— Exercise —
Extract each line where the string "document" shows up.

┌────────

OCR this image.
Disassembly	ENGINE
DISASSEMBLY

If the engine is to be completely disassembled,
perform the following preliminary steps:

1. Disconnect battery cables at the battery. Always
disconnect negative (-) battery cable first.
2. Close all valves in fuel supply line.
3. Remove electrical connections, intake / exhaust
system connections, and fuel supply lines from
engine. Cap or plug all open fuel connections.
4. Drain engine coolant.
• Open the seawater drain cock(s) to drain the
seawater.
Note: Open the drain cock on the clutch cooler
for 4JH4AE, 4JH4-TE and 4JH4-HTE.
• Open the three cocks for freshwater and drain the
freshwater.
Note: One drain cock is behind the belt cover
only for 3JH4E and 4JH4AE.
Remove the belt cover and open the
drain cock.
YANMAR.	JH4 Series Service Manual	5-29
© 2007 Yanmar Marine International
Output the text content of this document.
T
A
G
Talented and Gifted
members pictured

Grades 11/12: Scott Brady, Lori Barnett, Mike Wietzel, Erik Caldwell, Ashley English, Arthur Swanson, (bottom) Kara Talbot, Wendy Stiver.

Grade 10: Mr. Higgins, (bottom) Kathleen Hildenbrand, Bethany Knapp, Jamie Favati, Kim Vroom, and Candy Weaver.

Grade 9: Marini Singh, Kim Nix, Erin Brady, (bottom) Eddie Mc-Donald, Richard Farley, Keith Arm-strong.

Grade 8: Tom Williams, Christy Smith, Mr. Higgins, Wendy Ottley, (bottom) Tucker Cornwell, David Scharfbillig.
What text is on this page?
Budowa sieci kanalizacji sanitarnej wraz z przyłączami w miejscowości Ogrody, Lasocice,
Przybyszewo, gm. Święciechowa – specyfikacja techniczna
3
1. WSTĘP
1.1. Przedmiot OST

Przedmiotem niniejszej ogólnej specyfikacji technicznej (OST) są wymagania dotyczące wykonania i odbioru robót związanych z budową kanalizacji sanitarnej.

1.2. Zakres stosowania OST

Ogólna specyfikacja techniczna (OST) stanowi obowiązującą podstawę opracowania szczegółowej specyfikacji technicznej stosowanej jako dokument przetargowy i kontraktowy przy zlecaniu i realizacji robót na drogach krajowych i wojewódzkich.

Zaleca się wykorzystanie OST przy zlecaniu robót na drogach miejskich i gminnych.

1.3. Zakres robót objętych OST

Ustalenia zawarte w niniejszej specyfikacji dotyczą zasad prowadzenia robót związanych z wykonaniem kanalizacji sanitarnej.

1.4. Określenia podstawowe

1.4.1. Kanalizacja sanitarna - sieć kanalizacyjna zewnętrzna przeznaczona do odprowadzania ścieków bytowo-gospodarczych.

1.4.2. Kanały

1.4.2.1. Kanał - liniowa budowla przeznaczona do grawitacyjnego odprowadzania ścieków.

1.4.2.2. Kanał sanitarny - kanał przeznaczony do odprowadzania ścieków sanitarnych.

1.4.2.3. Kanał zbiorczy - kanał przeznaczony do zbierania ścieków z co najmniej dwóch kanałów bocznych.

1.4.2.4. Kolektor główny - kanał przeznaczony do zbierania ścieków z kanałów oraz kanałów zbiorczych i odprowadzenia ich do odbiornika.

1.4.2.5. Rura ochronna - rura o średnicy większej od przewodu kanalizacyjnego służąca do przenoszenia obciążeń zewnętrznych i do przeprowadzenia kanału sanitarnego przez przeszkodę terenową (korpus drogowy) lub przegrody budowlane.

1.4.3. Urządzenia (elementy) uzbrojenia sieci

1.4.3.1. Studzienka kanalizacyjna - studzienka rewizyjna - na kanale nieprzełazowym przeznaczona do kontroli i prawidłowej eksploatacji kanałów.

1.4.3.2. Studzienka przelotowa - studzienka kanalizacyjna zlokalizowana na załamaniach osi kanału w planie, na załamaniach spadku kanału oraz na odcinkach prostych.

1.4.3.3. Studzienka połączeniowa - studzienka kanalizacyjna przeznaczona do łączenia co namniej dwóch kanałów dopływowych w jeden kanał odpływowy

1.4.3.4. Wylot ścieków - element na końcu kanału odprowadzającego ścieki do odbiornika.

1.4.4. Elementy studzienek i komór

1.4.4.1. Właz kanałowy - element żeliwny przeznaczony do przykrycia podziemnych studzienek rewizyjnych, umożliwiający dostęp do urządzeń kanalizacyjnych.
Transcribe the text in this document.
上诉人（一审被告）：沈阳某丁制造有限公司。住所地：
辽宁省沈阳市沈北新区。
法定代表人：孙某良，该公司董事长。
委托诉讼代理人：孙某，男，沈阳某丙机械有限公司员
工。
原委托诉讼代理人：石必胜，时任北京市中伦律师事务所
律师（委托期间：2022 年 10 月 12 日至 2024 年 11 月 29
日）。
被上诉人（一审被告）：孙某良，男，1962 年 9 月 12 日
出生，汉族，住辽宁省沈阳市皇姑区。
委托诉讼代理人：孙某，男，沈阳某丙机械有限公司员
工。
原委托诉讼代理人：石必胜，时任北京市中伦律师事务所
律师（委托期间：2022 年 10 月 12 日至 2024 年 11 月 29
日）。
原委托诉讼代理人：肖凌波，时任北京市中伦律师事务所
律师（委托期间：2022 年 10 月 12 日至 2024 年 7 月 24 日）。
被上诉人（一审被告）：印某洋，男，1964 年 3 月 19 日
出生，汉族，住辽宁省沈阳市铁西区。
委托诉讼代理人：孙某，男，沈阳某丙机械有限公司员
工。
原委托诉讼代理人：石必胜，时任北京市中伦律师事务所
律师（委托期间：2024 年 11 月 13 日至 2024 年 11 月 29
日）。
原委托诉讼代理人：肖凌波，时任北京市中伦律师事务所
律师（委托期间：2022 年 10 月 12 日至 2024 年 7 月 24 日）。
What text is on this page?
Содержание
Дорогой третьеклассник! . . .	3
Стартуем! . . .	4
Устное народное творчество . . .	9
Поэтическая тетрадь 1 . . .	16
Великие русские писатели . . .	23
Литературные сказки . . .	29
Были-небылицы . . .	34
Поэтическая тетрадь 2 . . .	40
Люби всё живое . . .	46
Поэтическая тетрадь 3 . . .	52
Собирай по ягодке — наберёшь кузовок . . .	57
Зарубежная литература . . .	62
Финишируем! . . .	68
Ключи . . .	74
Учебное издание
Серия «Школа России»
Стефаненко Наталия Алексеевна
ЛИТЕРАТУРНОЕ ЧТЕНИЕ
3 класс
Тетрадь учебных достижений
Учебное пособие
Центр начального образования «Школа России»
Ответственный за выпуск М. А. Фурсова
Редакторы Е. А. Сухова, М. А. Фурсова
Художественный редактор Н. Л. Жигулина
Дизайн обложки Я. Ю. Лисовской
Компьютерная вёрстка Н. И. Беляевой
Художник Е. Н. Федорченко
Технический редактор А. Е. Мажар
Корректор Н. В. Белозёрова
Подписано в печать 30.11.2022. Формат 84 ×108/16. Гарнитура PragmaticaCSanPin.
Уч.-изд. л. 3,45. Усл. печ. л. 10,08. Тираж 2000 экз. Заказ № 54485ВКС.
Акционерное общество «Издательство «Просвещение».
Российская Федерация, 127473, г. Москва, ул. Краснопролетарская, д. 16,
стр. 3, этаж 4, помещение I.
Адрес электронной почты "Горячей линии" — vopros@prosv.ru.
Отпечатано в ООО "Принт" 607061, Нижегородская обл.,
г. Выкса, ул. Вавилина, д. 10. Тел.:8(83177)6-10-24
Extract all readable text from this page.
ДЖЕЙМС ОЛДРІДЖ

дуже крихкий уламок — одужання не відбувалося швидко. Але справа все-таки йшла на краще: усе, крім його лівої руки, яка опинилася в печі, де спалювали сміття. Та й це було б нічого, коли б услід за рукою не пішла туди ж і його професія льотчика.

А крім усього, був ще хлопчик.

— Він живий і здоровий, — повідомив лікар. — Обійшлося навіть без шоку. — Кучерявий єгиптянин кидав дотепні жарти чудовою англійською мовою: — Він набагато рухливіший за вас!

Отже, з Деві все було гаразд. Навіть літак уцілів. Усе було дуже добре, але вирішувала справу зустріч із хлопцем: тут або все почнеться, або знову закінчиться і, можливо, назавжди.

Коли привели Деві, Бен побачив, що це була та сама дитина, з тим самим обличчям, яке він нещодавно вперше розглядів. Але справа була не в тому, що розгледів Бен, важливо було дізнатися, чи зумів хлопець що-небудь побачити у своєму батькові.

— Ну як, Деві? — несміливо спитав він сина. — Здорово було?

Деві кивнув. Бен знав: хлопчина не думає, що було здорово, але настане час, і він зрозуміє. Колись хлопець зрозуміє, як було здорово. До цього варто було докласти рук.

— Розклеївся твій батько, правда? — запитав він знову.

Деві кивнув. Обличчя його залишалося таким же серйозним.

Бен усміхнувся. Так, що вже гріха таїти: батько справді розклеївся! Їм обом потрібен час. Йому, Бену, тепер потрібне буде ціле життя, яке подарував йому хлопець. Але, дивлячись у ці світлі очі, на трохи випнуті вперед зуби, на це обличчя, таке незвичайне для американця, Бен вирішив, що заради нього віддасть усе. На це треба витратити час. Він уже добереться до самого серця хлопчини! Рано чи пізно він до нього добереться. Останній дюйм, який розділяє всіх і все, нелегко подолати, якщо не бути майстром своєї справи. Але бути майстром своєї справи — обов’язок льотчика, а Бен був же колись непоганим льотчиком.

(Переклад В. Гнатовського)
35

└────────

— The solution —
Output the text content of this document.
Transcribe the text in this document.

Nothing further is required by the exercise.